> _DIRECTIVE_
Return each line of the data below verbatim; pictures are to be left out.

> _Data items_
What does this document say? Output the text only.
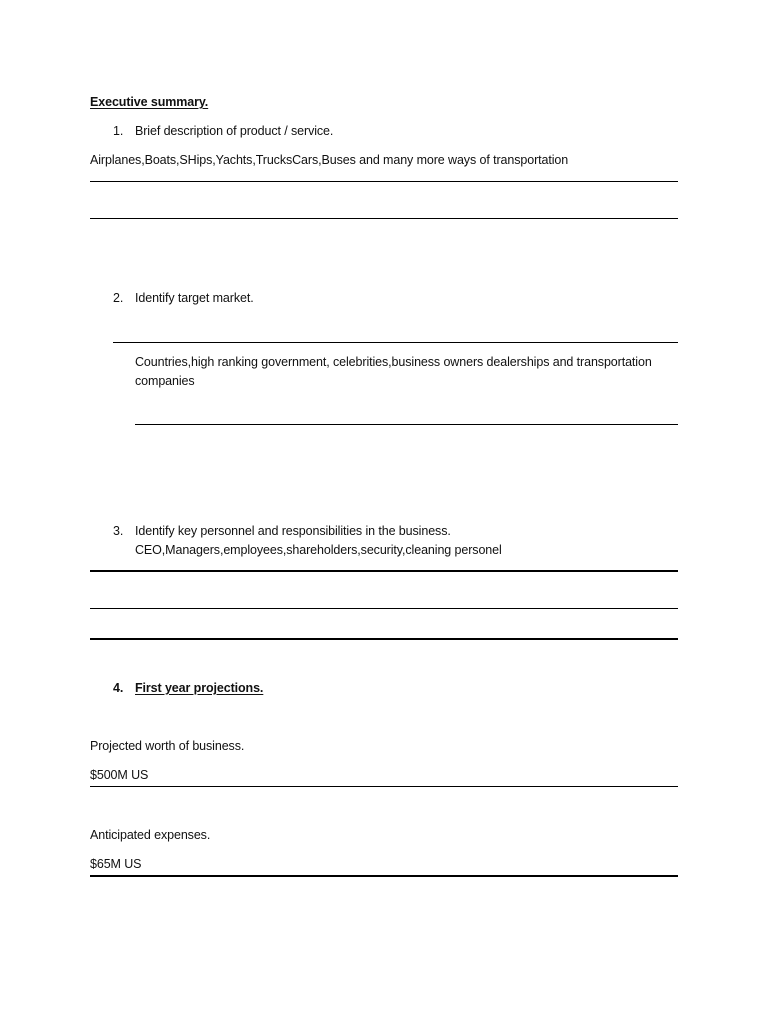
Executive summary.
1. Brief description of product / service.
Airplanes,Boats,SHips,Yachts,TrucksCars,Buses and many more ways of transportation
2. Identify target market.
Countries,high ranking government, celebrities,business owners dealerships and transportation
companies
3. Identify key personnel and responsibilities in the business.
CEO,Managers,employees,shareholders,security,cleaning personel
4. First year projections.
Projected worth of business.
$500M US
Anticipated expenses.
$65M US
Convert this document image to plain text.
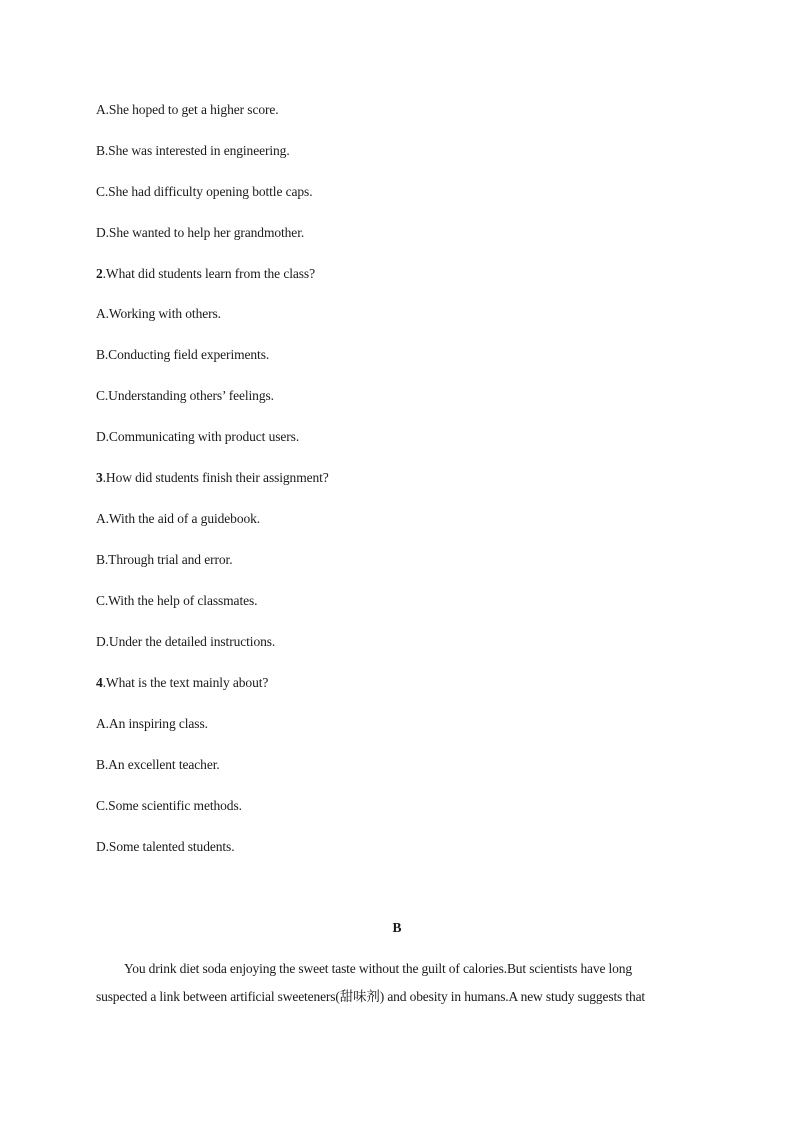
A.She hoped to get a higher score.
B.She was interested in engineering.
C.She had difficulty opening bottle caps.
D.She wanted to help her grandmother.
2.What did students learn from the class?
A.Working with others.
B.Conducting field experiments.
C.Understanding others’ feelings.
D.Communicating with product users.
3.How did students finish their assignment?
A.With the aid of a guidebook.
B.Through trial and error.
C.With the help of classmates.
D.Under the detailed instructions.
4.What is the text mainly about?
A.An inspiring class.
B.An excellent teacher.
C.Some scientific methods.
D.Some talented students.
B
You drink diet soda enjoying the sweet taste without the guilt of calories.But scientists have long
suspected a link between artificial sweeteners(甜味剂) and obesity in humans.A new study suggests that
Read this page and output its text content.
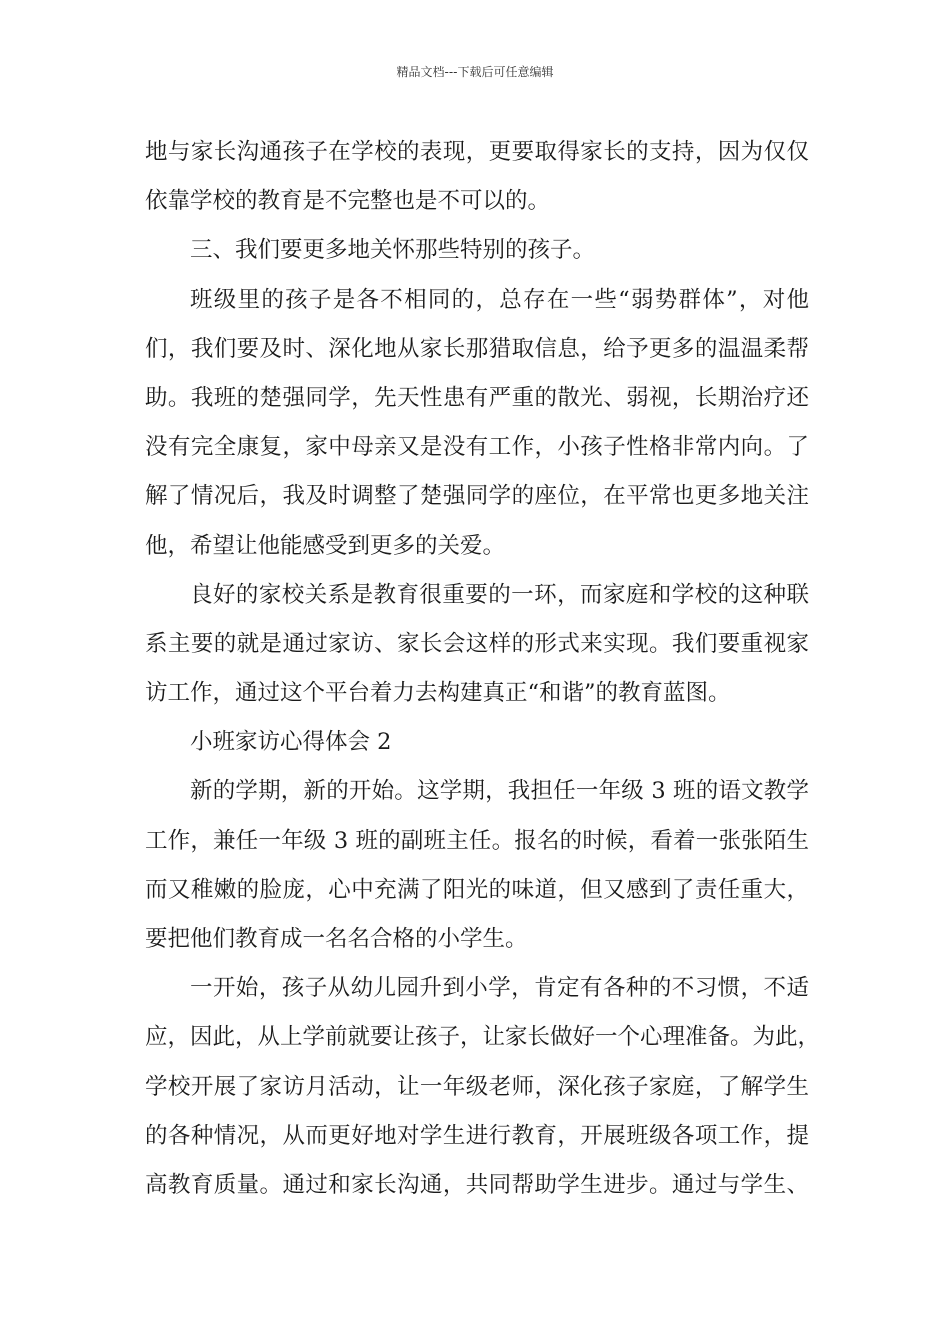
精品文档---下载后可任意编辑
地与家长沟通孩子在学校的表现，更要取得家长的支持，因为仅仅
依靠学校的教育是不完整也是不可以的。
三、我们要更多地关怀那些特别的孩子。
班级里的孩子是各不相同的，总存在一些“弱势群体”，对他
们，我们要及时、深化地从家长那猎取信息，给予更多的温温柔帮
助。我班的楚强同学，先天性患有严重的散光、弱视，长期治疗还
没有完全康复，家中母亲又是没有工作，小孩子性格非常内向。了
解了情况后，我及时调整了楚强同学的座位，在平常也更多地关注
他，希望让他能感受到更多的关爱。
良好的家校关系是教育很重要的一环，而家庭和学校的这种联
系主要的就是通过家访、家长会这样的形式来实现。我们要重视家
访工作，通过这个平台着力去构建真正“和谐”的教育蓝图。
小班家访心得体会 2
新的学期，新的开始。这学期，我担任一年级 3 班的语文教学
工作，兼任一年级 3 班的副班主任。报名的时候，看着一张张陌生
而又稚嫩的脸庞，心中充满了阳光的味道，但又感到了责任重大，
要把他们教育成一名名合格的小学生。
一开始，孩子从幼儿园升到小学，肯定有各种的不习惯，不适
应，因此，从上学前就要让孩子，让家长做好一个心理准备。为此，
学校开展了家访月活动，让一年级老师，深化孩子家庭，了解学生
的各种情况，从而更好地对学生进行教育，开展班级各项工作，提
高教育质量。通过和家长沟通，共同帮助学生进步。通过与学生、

> _RESULT BELOW_
What does this document say? Output the text only.
Executive summary.
1. Brief description of product / service.
Airplanes,Boats,SHips,Yachts,TrucksCars,Buses and many more ways of transportation
2. Identify target market.
Countries,high ranking government, celebrities,business owners dealerships and transportation
companies
3. Identify key personnel and responsibilities in the business.
CEO,Managers,employees,shareholders,security,cleaning personel
4. First year projections.
Projected worth of business.
$500M US
Anticipated expenses.
$65M US
Convert this document image to plain text.
A.She hoped to get a higher score.
B.She was interested in engineering.
C.She had difficulty opening bottle caps.
D.She wanted to help her grandmother.
2.What did students learn from the class?
A.Working with others.
B.Conducting field experiments.
C.Understanding others’ feelings.
D.Communicating with product users.
3.How did students finish their assignment?
A.With the aid of a guidebook.
B.Through trial and error.
C.With the help of classmates.
D.Under the detailed instructions.
4.What is the text mainly about?
A.An inspiring class.
B.An excellent teacher.
C.Some scientific methods.
D.Some talented students.
B
You drink diet soda enjoying the sweet taste without the guilt of calories.But scientists have long
suspected a link between artificial sweeteners(甜味剂) and obesity in humans.A new study suggests that
Read this page and output its text content.
精品文档---下载后可任意编辑
地与家长沟通孩子在学校的表现，更要取得家长的支持，因为仅仅
依靠学校的教育是不完整也是不可以的。
三、我们要更多地关怀那些特别的孩子。
班级里的孩子是各不相同的，总存在一些“弱势群体”，对他
们，我们要及时、深化地从家长那猎取信息，给予更多的温温柔帮
助。我班的楚强同学，先天性患有严重的散光、弱视，长期治疗还
没有完全康复，家中母亲又是没有工作，小孩子性格非常内向。了
解了情况后，我及时调整了楚强同学的座位，在平常也更多地关注
他，希望让他能感受到更多的关爱。
良好的家校关系是教育很重要的一环，而家庭和学校的这种联
系主要的就是通过家访、家长会这样的形式来实现。我们要重视家
访工作，通过这个平台着力去构建真正“和谐”的教育蓝图。
小班家访心得体会 2
新的学期，新的开始。这学期，我担任一年级 3 班的语文教学
工作，兼任一年级 3 班的副班主任。报名的时候，看着一张张陌生
而又稚嫩的脸庞，心中充满了阳光的味道，但又感到了责任重大，
要把他们教育成一名名合格的小学生。
一开始，孩子从幼儿园升到小学，肯定有各种的不习惯，不适
应，因此，从上学前就要让孩子，让家长做好一个心理准备。为此，
学校开展了家访月活动，让一年级老师，深化孩子家庭，了解学生
的各种情况，从而更好地对学生进行教育，开展班级各项工作，提
高教育质量。通过和家长沟通，共同帮助学生进步。通过与学生、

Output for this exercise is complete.